▸ Stated exercise:
Copy each line of the entries beneath that contains the word "Blind".

□ □ □ □ □

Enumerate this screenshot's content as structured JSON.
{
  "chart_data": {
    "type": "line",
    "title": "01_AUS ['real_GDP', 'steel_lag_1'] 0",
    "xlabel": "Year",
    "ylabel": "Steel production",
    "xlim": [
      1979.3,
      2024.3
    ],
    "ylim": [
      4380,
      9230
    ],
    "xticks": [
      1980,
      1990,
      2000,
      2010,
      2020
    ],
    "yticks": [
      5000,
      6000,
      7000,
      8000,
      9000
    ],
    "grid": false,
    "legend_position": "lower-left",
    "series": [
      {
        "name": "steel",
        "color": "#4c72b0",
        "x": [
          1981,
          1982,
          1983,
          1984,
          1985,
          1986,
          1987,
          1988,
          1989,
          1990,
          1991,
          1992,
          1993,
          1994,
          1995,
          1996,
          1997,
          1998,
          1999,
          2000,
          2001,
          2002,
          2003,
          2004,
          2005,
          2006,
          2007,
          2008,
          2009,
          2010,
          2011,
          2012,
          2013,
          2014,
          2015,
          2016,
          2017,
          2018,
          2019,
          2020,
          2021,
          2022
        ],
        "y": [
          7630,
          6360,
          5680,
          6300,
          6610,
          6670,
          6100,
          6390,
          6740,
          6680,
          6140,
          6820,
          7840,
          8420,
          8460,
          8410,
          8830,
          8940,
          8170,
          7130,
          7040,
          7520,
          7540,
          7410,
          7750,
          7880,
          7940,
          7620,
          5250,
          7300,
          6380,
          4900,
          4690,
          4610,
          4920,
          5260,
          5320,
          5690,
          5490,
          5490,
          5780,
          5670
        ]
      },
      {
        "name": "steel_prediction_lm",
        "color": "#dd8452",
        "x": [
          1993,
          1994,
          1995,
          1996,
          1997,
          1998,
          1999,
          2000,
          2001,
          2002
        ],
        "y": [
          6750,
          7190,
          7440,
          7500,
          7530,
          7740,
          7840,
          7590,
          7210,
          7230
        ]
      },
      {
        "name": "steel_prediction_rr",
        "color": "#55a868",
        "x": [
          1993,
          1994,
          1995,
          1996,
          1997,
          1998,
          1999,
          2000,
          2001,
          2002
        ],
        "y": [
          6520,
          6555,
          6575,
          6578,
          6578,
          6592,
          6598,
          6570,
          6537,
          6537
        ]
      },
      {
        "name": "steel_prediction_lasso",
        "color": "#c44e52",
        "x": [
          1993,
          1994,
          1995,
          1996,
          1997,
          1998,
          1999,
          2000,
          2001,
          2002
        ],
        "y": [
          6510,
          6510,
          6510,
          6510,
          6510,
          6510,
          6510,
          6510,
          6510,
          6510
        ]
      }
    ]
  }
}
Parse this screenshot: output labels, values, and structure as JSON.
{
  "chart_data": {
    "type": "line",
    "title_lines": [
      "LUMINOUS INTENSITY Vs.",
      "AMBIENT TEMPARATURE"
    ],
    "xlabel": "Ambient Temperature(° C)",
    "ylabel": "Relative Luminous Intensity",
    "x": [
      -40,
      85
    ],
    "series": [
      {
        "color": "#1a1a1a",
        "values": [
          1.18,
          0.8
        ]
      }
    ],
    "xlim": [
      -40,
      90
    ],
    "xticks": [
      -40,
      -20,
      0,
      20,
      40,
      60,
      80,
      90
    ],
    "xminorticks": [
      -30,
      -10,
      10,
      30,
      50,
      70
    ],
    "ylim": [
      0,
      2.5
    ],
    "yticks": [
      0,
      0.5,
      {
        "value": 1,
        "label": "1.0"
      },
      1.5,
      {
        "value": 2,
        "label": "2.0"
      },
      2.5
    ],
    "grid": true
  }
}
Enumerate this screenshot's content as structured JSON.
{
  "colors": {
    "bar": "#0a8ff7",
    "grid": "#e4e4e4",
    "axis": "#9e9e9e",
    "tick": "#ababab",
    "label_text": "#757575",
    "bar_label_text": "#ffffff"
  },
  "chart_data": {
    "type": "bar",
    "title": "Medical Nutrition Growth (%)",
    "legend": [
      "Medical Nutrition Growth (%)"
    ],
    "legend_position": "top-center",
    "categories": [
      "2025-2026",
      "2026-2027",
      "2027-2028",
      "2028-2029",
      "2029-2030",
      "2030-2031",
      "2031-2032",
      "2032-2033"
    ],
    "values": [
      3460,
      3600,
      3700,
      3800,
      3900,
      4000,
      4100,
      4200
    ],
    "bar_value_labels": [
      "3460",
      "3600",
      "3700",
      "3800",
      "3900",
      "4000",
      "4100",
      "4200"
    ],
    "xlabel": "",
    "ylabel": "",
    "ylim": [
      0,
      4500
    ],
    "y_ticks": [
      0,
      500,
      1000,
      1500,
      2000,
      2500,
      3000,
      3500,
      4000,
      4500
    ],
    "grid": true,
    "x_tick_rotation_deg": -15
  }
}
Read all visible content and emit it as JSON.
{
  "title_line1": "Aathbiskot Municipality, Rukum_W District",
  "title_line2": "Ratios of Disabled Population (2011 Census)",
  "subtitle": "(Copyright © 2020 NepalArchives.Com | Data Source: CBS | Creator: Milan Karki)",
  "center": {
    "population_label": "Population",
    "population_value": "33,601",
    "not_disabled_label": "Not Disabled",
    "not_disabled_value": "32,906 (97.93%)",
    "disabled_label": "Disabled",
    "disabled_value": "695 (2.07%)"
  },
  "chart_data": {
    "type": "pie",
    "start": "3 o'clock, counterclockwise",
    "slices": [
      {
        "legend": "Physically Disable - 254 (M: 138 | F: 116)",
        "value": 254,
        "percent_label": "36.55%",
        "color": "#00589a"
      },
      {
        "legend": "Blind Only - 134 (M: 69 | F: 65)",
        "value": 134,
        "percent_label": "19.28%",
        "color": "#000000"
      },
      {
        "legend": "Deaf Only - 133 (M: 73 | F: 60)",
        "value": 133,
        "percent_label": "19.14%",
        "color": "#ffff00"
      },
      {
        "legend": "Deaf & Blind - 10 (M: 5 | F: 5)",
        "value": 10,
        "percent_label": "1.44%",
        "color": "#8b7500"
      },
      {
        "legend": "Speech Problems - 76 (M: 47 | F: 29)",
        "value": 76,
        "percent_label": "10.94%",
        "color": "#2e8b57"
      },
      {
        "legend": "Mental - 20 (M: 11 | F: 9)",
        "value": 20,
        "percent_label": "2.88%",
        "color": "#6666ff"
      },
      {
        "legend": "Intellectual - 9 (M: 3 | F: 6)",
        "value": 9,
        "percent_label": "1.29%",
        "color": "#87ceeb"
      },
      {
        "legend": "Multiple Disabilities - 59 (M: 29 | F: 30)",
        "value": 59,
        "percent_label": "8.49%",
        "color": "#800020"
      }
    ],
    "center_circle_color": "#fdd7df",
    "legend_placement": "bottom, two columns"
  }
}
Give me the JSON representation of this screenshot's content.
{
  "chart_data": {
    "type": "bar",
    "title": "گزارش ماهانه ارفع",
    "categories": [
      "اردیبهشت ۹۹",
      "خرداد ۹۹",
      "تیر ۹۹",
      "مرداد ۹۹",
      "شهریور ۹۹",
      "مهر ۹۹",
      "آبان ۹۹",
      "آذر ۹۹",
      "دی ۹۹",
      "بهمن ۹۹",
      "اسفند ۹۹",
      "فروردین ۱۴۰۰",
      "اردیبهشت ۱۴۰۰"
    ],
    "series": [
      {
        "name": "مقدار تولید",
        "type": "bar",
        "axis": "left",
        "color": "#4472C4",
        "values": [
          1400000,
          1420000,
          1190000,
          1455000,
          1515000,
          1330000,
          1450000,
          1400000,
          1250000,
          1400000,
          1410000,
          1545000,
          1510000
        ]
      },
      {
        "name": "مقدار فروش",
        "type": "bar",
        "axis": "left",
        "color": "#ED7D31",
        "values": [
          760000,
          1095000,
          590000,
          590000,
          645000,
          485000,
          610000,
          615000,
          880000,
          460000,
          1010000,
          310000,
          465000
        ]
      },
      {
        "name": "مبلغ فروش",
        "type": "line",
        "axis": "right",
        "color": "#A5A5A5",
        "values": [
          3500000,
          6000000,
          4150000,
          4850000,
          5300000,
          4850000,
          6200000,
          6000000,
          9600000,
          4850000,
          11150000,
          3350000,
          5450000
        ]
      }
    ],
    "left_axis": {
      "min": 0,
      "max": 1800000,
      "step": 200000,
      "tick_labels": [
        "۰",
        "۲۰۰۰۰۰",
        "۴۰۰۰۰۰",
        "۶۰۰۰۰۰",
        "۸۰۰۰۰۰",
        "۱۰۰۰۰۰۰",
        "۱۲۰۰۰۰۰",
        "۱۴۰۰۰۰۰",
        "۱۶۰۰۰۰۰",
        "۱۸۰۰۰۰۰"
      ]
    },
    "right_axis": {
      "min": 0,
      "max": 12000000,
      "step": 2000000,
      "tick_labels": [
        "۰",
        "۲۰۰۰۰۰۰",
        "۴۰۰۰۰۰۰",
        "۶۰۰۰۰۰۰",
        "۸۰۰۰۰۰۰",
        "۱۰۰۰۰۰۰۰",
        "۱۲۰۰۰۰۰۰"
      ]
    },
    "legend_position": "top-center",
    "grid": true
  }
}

□ □ □ □ □

▸ Output below:
        "legend": "Blind Only - 134 (M: 69 | F: 65)",
        "legend": "Deaf & Blind - 10 (M: 5 | F: 5)",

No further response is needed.